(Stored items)
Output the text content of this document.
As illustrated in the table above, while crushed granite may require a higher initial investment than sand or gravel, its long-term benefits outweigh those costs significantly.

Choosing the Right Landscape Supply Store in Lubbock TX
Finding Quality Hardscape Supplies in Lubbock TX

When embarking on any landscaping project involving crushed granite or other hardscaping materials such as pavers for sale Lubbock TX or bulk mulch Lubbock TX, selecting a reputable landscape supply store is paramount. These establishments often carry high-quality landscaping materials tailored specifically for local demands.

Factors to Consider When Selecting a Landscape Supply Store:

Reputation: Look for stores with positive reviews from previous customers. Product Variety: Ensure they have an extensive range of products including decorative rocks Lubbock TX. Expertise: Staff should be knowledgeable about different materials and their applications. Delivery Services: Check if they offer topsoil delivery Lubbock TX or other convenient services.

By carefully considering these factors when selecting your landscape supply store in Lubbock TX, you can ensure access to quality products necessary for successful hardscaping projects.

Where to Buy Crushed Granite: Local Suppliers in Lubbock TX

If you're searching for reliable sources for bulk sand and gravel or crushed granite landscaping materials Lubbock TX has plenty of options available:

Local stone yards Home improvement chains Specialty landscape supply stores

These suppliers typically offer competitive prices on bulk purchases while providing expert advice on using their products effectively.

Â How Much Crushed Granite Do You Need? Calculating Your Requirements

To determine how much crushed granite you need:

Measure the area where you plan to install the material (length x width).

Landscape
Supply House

# Task prompt:
Each line of the listing should be copied exactly.

# Written answer:
Output the text content of this document.
As illustrated in the table above, while crushed granite may require a higher initial investment than sand or gravel, its long-term benefits outweigh those costs significantly.

Choosing the Right Landscape Supply Store in Lubbock TX
Finding Quality Hardscape Supplies in Lubbock TX

When embarking on any landscaping project involving crushed granite or other hardscaping materials such as pavers for sale Lubbock TX or bulk mulch Lubbock TX, selecting a reputable landscape supply store is paramount. These establishments often carry high-quality landscaping materials tailored specifically for local demands.

Factors to Consider When Selecting a Landscape Supply Store:

Reputation: Look for stores with positive reviews from previous customers. Product Variety: Ensure they have an extensive range of products including decorative rocks Lubbock TX. Expertise: Staff should be knowledgeable about different materials and their applications. Delivery Services: Check if they offer topsoil delivery Lubbock TX or other convenient services.

By carefully considering these factors when selecting your landscape supply store in Lubbock TX, you can ensure access to quality products necessary for successful hardscaping projects.

Where to Buy Crushed Granite: Local Suppliers in Lubbock TX

If you're searching for reliable sources for bulk sand and gravel or crushed granite landscaping materials Lubbock TX has plenty of options available:

Local stone yards Home improvement chains Specialty landscape supply stores

These suppliers typically offer competitive prices on bulk purchases while providing expert advice on using their products effectively.

Â How Much Crushed Granite Do You Need? Calculating Your Requirements

To determine how much crushed granite you need:

Measure the area where you plan to install the material (length x width).

Landscape
Supply House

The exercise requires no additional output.